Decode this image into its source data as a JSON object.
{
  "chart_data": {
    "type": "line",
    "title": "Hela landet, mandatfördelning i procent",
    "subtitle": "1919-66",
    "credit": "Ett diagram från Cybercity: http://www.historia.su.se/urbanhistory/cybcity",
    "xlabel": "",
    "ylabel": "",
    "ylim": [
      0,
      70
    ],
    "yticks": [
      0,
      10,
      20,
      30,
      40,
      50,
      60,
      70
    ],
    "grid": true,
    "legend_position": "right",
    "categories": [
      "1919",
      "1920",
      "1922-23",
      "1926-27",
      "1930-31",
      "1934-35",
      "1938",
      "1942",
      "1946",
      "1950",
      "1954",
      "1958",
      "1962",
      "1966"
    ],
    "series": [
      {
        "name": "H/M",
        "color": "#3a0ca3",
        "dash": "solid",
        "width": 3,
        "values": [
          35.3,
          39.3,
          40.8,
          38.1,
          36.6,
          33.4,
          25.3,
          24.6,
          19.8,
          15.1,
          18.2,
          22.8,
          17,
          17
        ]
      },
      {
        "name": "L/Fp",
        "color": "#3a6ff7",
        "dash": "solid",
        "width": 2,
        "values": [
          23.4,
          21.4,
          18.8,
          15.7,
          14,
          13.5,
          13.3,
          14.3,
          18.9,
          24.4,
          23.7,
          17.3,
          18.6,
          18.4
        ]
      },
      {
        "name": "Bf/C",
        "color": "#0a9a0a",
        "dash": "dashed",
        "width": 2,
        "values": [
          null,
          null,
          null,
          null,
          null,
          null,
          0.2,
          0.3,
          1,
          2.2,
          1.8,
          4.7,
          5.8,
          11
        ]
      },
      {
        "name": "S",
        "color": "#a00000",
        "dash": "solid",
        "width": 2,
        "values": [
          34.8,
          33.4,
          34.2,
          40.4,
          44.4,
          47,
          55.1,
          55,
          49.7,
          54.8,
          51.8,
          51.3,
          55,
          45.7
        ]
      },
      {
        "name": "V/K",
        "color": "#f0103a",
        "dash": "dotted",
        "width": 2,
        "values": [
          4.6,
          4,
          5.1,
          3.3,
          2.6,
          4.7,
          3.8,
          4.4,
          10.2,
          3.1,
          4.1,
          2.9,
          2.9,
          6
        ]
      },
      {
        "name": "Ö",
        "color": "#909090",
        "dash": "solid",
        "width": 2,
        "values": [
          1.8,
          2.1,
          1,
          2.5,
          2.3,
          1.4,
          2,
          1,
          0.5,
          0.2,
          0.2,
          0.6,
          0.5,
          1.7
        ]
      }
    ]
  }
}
--------------------------------------------------
## EXERCISE DESCRIPTION:
Write only the number of lines that include "color".

## OUTPUT OF THE TASK:
6